» **WHAT TO DO**:
Answer these questions using the news report on the Chechen ceasefire below:
1. Who mediated the talks on Monday?
2. According to the Interior Ministry, how many Russian soldiers had been killed in the previous 24 hours?
3. What share of those surveyed in the poll considered inflation their biggest problem?

» **SELECTION**:
◇ ◇ ◇ ◇ ◇

The Russian artillery fire, rumbling across the destroyed city of Grozny, and the Chechen rocket attacks on Russian armour near Goity, 20km from the Chechen capital, were clearly produced by heavy weapons. The violation threatens further talks scheduled for today on extending the ceasefire.

The Russians said not all Chechens would comply with the ceasefire and it is uncertain to what extent the Russian troops are permitted to reply to any such violations.

The Vice-President of Ingushetia, Boris Agapov, who mediated at the talks on Monday, confirmed the agreement covered aviation, artillery, multiple rocket launchers and mortars. The ceasefire favours the Chechens, who have fewer heavy weapons, but have shown themselves to be more skilled in infantry tactics.

The commander of Russia's Interior Ministry troops, Colonel-General Anatoly Kulikov and Aslan Maskhadov, the Chechen rebel chief-of-staff, had agreed the ceasefire should take immediate effect. But yesterday Russian sources admitted artillery had continued to fire on Chechen rebel positions in southern Grozny and that reconnaissance planes had continued to operate over the city and surrounding villages.

The Interior Ministry, responsible for internal operations of this type, said artillery had provided fire support, hitting targets in Grozny, and Alkhan Kala and Argun, just outside the city. In the previous 24 hours six Russian soldiers had been killed and 25 wounded and in "special operations" one Chechen fighter had been killed and 15 captured.

Sergei Stepashin, head of Russia's counter-intelligence service, admitted that the accord was "unlikely to lead to a full-scale ceasefire''.

Lieutenant-General Leonid Rokhlin, commander of the Russian VIII Corps in central Grozny, said: "There is no doubt that a certain group of Chechen militants will not observe any agreements." In Moscow, an official said air attacks had been suspended before Monday's ceasefire but would only stop if it held.

Gen Stepashin also said Russian special forces were continuing their hunt for the rebel Chechen leader, Dzhokhar Dudayev; it was difficult to track him. Moscow has issued a warrant for his arrest. At the weekend Chechen sources said they had foiled an attempt to assassinate Gen Dudayev.

Two Russian members of the border-guard service, which has been involved in the Grozny operation alongside the Interior Ministry forces and the army, were found dead in Ali Yurt, in Ingushetia, yesterday. Six people have been arrested and one is reported to have confessed that the border guards were killed on Monday night.

n Moscow - Rising prices, not war and politics, are what worry ordinary Russians, according to a new poll, Interfax news agency reported yesterday, AFP reports. The poll, taken this month by the Russian Nationwide Centre for Public Opinion Studies, indicated that 83 per cent of those surveyed thought inflation was their biggest problem, 58 per cent the crime wave and 50 per cent the plummeting national production level.

Thirty-three per cent of respondents said that they thought war on Russia's borders was the big problem, up from 15 per cent in July, when the Chechen conflict was only simmering.

The poll, of 1,989 people, suggested that 32 per cent were worried about worsening ethnic relations, up from 16 per cent in July but only 12 per cent worried about the country's leadership problems; 6 per cent thought there was danger of fascism and 5 per cent thought there was a danger of a military takeover.

◇ ◇ ◇ ◇ ◇

» **INFORMATION SHOWN**:
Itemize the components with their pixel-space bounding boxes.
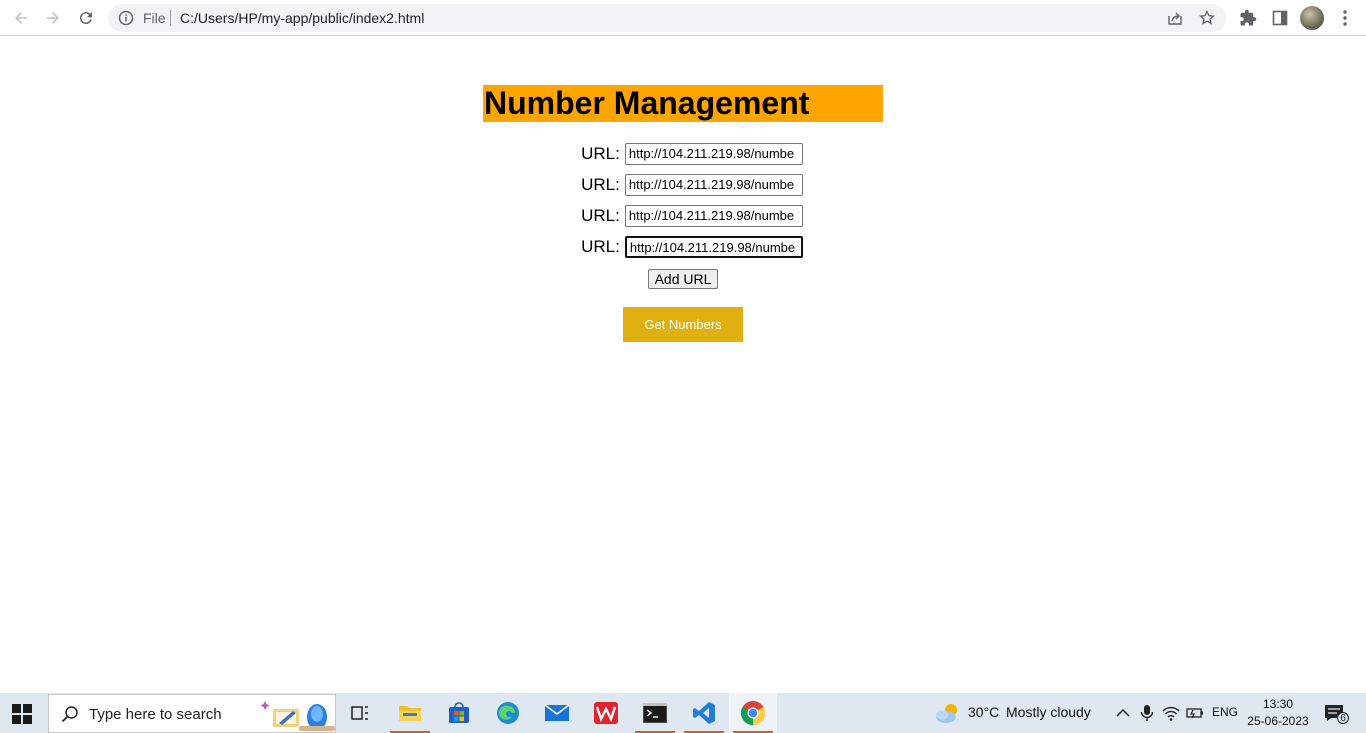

◇ ◇ ◇ ◇ ◇

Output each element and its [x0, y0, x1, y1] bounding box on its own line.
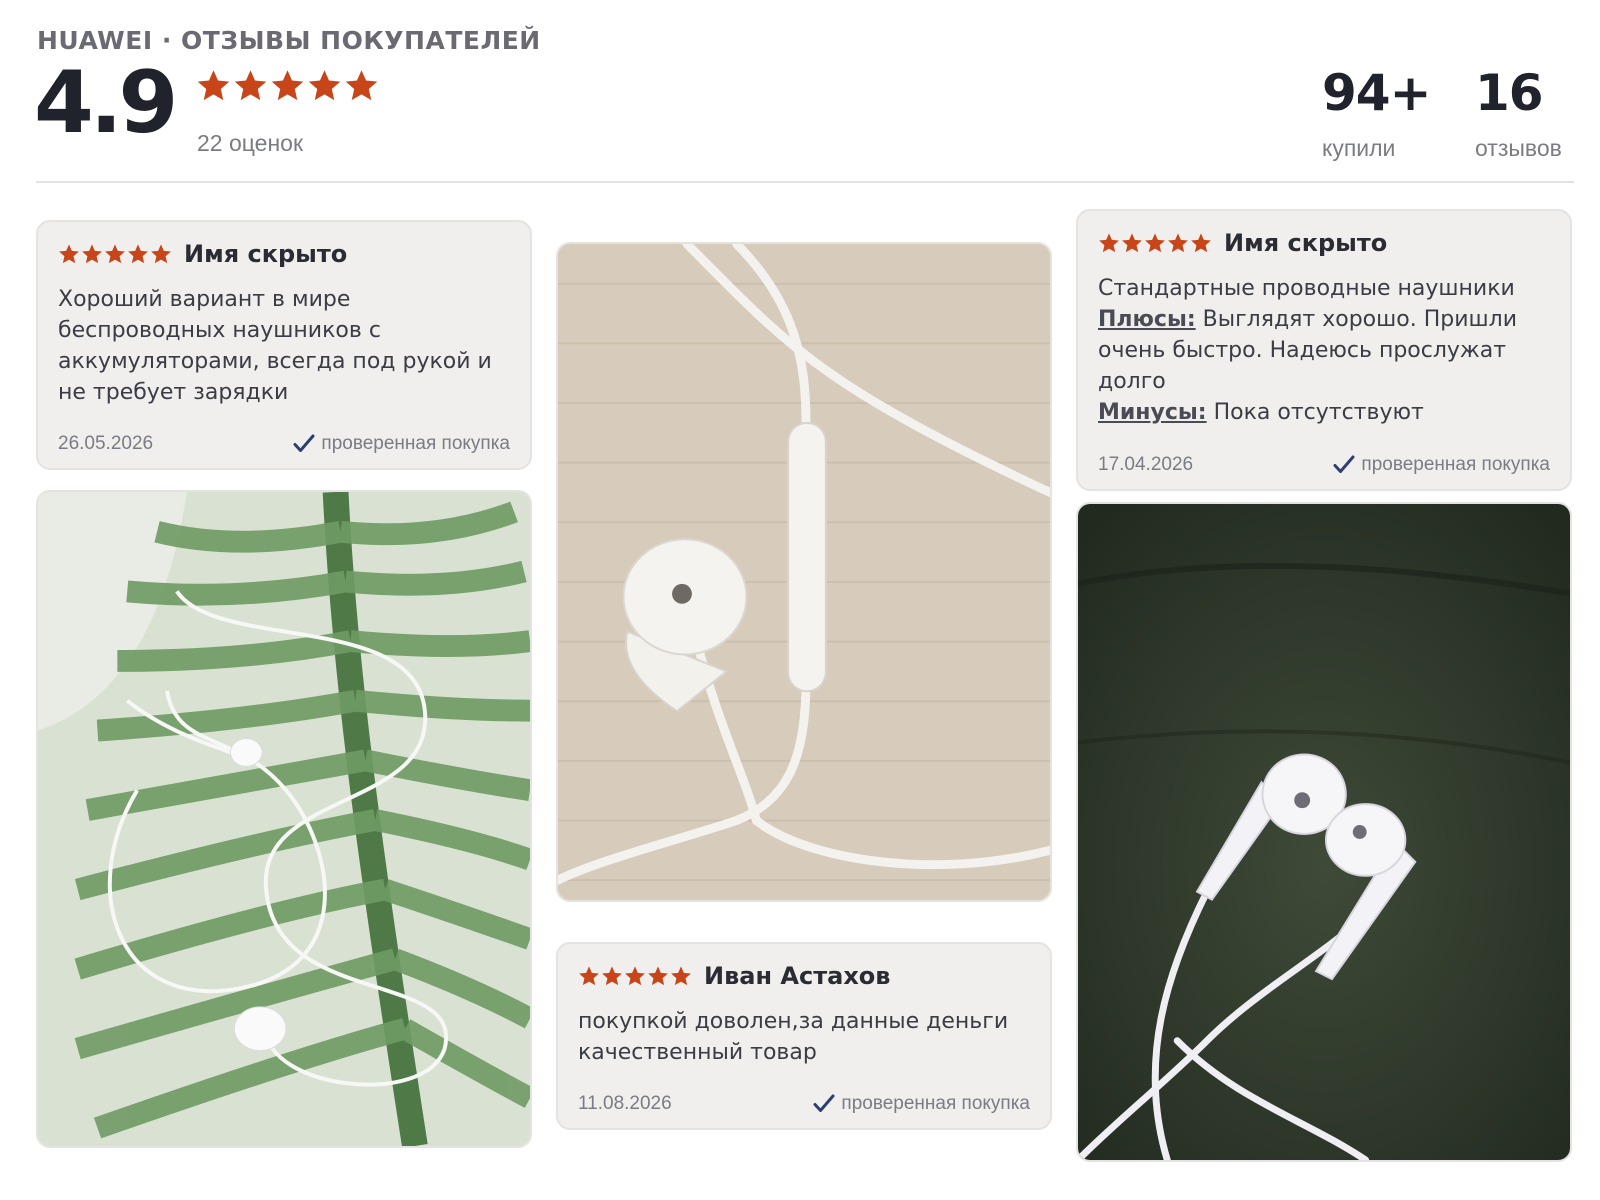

◇ ◇ ◇ ◇ ◇

» **ANSWER TO THIS EXERCISE**:
1. Boris Agapov, the Vice-President of Ingushetia.
2. Six.
3. 83 percent.